▶ WHAT IS EXPECTED
Among the entries, which lines carry the string "this"? Copy each of them.
======== MATERIAL SUPPLIED
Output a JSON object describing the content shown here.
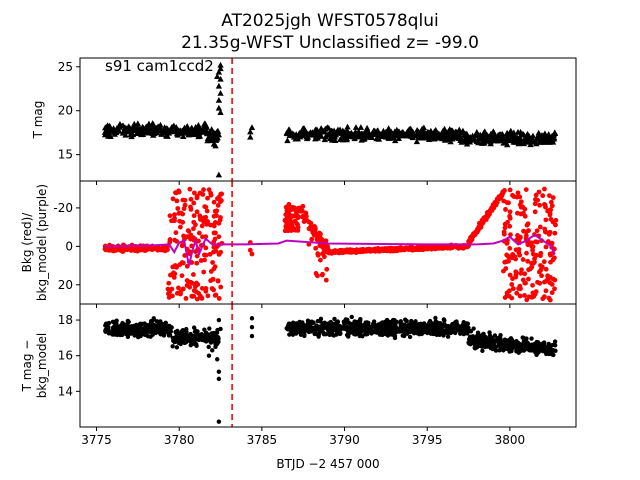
{
  "chart_data": {
    "title": [
      "AT2025jgh  WFST0578qlui",
      "21.35g-WFST Unclassified z= -99.0"
    ],
    "xlabel": "BTJD −2 457 000",
    "xlim": [
      3774.0,
      3804.0
    ],
    "xticks": [
      3775,
      3780,
      3785,
      3790,
      3795,
      3800
    ],
    "vline": {
      "x": 3783.2,
      "color": "#ff0000",
      "style": "dashed"
    },
    "panels": [
      {
        "type": "scatter",
        "ylabel": [
          "T mag"
        ],
        "ylim": [
          26.0,
          12.0
        ],
        "yticks": [
          15,
          20,
          25
        ],
        "annotation": "s91 cam1ccd2",
        "series": [
          {
            "color": "#000000",
            "marker": "triangle-up",
            "kind": "tmag"
          }
        ],
        "segments": [
          {
            "x": [
              3775.5,
              3781.7
            ],
            "center": 17.8,
            "scatter": 0.8
          },
          {
            "x": [
              3781.7,
              3782.4
            ],
            "center": 17.2,
            "scatter": 1.0
          },
          {
            "x": [
              3786.5,
              3797.0
            ],
            "center": 17.3,
            "scatter": 0.8
          },
          {
            "x": [
              3797.0,
              3802.8
            ],
            "center": 16.9,
            "scatter": 0.8
          }
        ],
        "extra_points": [
          {
            "x": 3782.4,
            "y": 12.7
          },
          {
            "x": 3782.4,
            "y": 21.2
          },
          {
            "x": 3782.5,
            "y": 22.0
          },
          {
            "x": 3782.4,
            "y": 22.8
          },
          {
            "x": 3782.5,
            "y": 23.6
          },
          {
            "x": 3782.4,
            "y": 24.4
          },
          {
            "x": 3782.5,
            "y": 25.2
          },
          {
            "x": 3782.3,
            "y": 23.9
          },
          {
            "x": 3782.5,
            "y": 24.8
          },
          {
            "x": 3784.3,
            "y": 17.0
          },
          {
            "x": 3784.3,
            "y": 17.6
          },
          {
            "x": 3784.4,
            "y": 18.1
          },
          {
            "x": 3782.1,
            "y": 16.2
          },
          {
            "x": 3782.2,
            "y": 16.0
          },
          {
            "x": 3781.9,
            "y": 16.6
          },
          {
            "x": 3782.4,
            "y": 20.3
          },
          {
            "x": 3782.5,
            "y": 19.8
          }
        ]
      },
      {
        "type": "scatter",
        "ylabel": [
          "Bkg (red)/",
          "bkg_model (purple)"
        ],
        "ylim": [
          -34.0,
          30.0
        ],
        "yticks": [
          -20,
          0,
          20
        ],
        "series": [
          {
            "color": "#ff0000",
            "marker": "circle",
            "kind": "bkg"
          },
          {
            "color": "#bf00bf",
            "marker": "line",
            "kind": "bkg_model"
          }
        ],
        "bkg_model_line": {
          "x": [
            3775.5,
            3778.5,
            3779.4,
            3779.7,
            3780.0,
            3780.3,
            3780.5,
            3780.6,
            3780.8,
            3781.0,
            3781.2,
            3781.6,
            3782.0,
            3782.4,
            3784.0,
            3786.0,
            3786.5,
            3789.0,
            3795.0,
            3798.0,
            3799.0,
            3799.6,
            3800.0,
            3800.5,
            3801.0,
            3801.5,
            3802.0,
            3802.5,
            3802.7
          ],
          "y": [
            0.0,
            -0.5,
            -1.0,
            3.0,
            -2.0,
            -3.0,
            6.0,
            10.0,
            2.0,
            -3.0,
            4.0,
            -4.0,
            -1.0,
            -1.0,
            -1.0,
            -1.5,
            -3.0,
            -1.5,
            -1.0,
            -1.0,
            -1.5,
            -3.0,
            -5.0,
            -1.0,
            -3.0,
            -6.0,
            -3.0,
            0.0,
            4.0
          ]
        }
      },
      {
        "type": "scatter",
        "ylabel": [
          "T mag −",
          "bkg_model"
        ],
        "ylim": [
          18.9,
          12.0
        ],
        "yticks": [
          14,
          16,
          18
        ],
        "series": [
          {
            "color": "#000000",
            "marker": "circle",
            "kind": "tmag_minus_bkg"
          }
        ],
        "segments": [
          {
            "x": [
              3775.5,
              3779.6
            ],
            "center": 17.5,
            "scatter": 0.45
          },
          {
            "x": [
              3779.6,
              3782.4
            ],
            "center": 17.0,
            "scatter": 0.5
          },
          {
            "x": [
              3786.5,
              3797.5
            ],
            "center": 17.55,
            "scatter": 0.45
          },
          {
            "x": [
              3797.5,
              3802.8
            ],
            "center": 16.95,
            "scatter": 0.45
          }
        ],
        "extra_points": [
          {
            "x": 3782.4,
            "y": 12.3
          },
          {
            "x": 3782.4,
            "y": 14.7
          },
          {
            "x": 3782.4,
            "y": 15.1
          },
          {
            "x": 3782.3,
            "y": 15.8
          },
          {
            "x": 3782.5,
            "y": 17.5
          },
          {
            "x": 3782.4,
            "y": 18.0
          },
          {
            "x": 3784.4,
            "y": 17.1
          },
          {
            "x": 3784.4,
            "y": 17.6
          },
          {
            "x": 3784.4,
            "y": 18.1
          },
          {
            "x": 3781.8,
            "y": 16.0
          },
          {
            "x": 3782.0,
            "y": 16.3
          }
        ]
      }
    ]
  }
}
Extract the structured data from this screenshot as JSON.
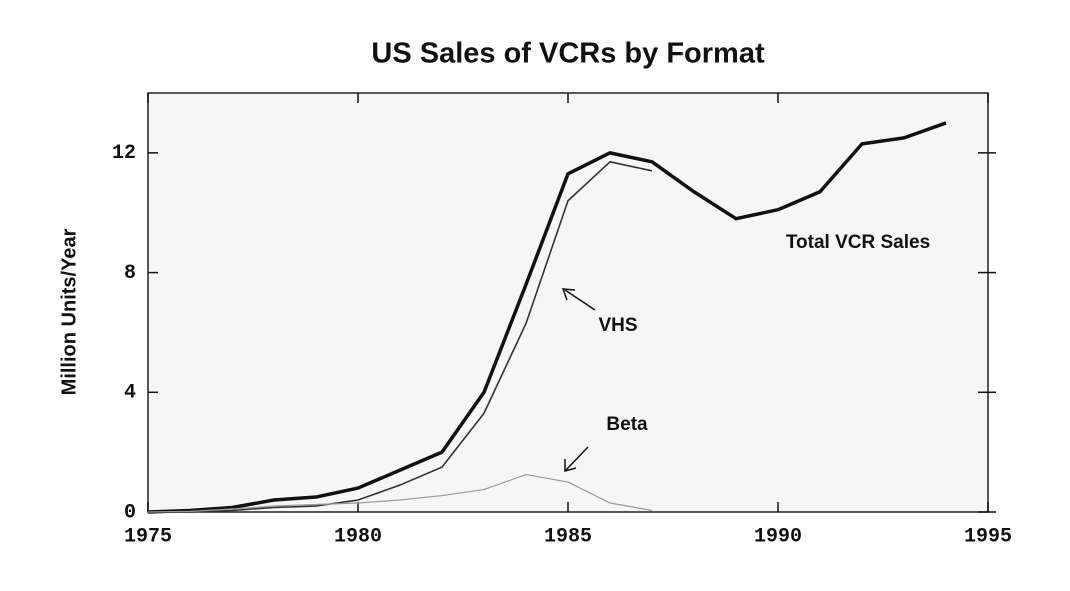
{
  "chart_data": {
    "type": "line",
    "title": "US Sales of VCRs by Format",
    "y_label": "Million Units/Year",
    "x": [
      1975,
      1976,
      1977,
      1978,
      1979,
      1980,
      1981,
      1982,
      1983,
      1984,
      1985,
      1986,
      1987,
      1988,
      1989,
      1990,
      1991,
      1992,
      1993,
      1994
    ],
    "series": [
      {
        "name": "Total VCR Sales",
        "color": "#111111",
        "width": 3.5,
        "values": [
          0,
          0.05,
          0.15,
          0.4,
          0.5,
          0.8,
          1.4,
          2.0,
          4.0,
          7.6,
          11.3,
          12.0,
          11.7,
          10.7,
          9.8,
          10.1,
          10.7,
          12.3,
          12.5,
          13.0
        ]
      },
      {
        "name": "VHS",
        "color": "#333333",
        "width": 1.6,
        "values": [
          0,
          0,
          0.05,
          0.15,
          0.2,
          0.4,
          0.9,
          1.5,
          3.3,
          6.3,
          10.4,
          11.7,
          11.4,
          null,
          null,
          null,
          null,
          null,
          null,
          null
        ]
      },
      {
        "name": "Beta",
        "color": "#999999",
        "width": 1.2,
        "values": [
          0,
          0.02,
          0.1,
          0.2,
          0.25,
          0.3,
          0.4,
          0.55,
          0.75,
          1.25,
          1.0,
          0.3,
          0.05,
          null,
          null,
          null,
          null,
          null,
          null,
          null
        ]
      }
    ],
    "xlim": [
      1975,
      1995
    ],
    "xticks": [
      1975,
      1980,
      1985,
      1990,
      1995
    ],
    "ylim": [
      0,
      14
    ],
    "yticks": [
      0,
      4,
      8,
      12
    ],
    "grid": false
  }
}
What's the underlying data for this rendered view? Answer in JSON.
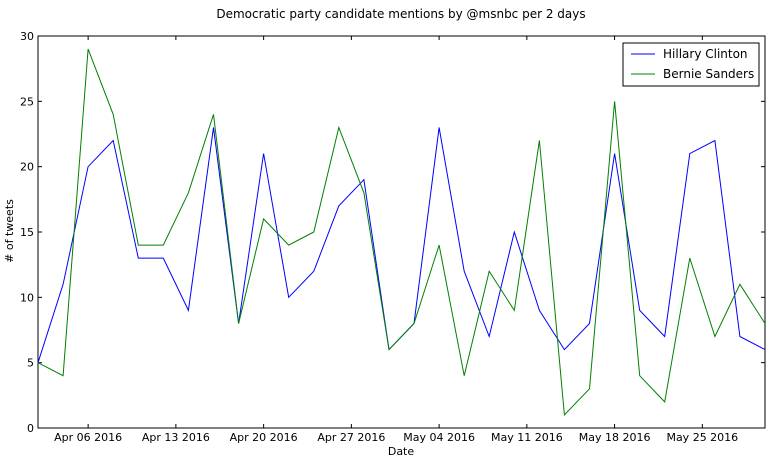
{
  "chart_data": {
    "type": "line",
    "title": "Democratic party candidate mentions by @msnbc per 2 days",
    "xlabel": "Date",
    "ylabel": "# of tweets",
    "ylim": [
      0,
      30
    ],
    "yticks": [
      0,
      5,
      10,
      15,
      20,
      25,
      30
    ],
    "x_ticks": [
      {
        "label": "Apr 06 2016",
        "date": "2016-04-06"
      },
      {
        "label": "Apr 13 2016",
        "date": "2016-04-13"
      },
      {
        "label": "Apr 20 2016",
        "date": "2016-04-20"
      },
      {
        "label": "Apr 27 2016",
        "date": "2016-04-27"
      },
      {
        "label": "May 04 2016",
        "date": "2016-05-04"
      },
      {
        "label": "May 11 2016",
        "date": "2016-05-11"
      },
      {
        "label": "May 18 2016",
        "date": "2016-05-18"
      },
      {
        "label": "May 25 2016",
        "date": "2016-05-25"
      }
    ],
    "x": [
      "2016-04-02",
      "2016-04-04",
      "2016-04-06",
      "2016-04-08",
      "2016-04-10",
      "2016-04-12",
      "2016-04-14",
      "2016-04-16",
      "2016-04-18",
      "2016-04-20",
      "2016-04-22",
      "2016-04-24",
      "2016-04-26",
      "2016-04-28",
      "2016-04-30",
      "2016-05-02",
      "2016-05-04",
      "2016-05-06",
      "2016-05-08",
      "2016-05-10",
      "2016-05-12",
      "2016-05-14",
      "2016-05-16",
      "2016-05-18",
      "2016-05-20",
      "2016-05-22",
      "2016-05-24",
      "2016-05-26",
      "2016-05-28",
      "2016-05-30"
    ],
    "legend_position": "top-right",
    "grid": false,
    "series": [
      {
        "name": "Hillary Clinton",
        "color": "#0000ff",
        "values": [
          5,
          11,
          20,
          22,
          13,
          13,
          9,
          23,
          8,
          21,
          10,
          12,
          17,
          19,
          6,
          8,
          23,
          12,
          7,
          15,
          9,
          6,
          8,
          21,
          9,
          7,
          21,
          22,
          7,
          6
        ]
      },
      {
        "name": "Bernie Sanders",
        "color": "#008000",
        "values": [
          5,
          4,
          29,
          24,
          14,
          14,
          18,
          24,
          8,
          16,
          14,
          15,
          23,
          18,
          6,
          8,
          14,
          4,
          12,
          9,
          22,
          1,
          3,
          25,
          4,
          2,
          13,
          7,
          11,
          8
        ]
      }
    ]
  }
}
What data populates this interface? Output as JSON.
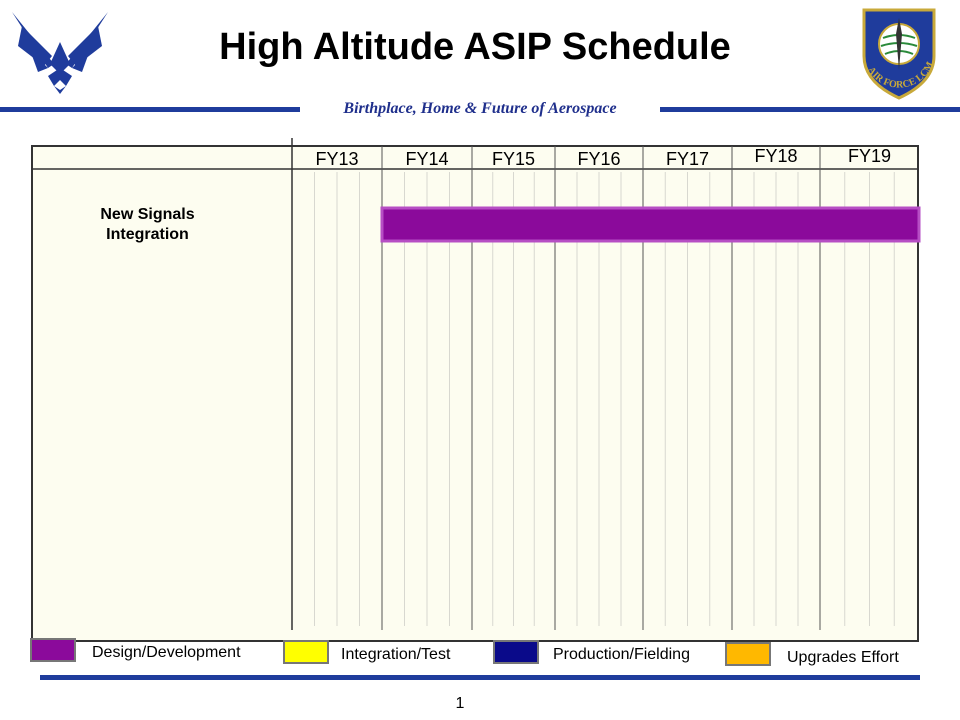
================
▶ COMPLETE OUTPUT
Extract the structured data from this screenshot as JSON.
What's the underlying data for this rendered view? Answer in JSON.
What data populates this interface? Output as JSON.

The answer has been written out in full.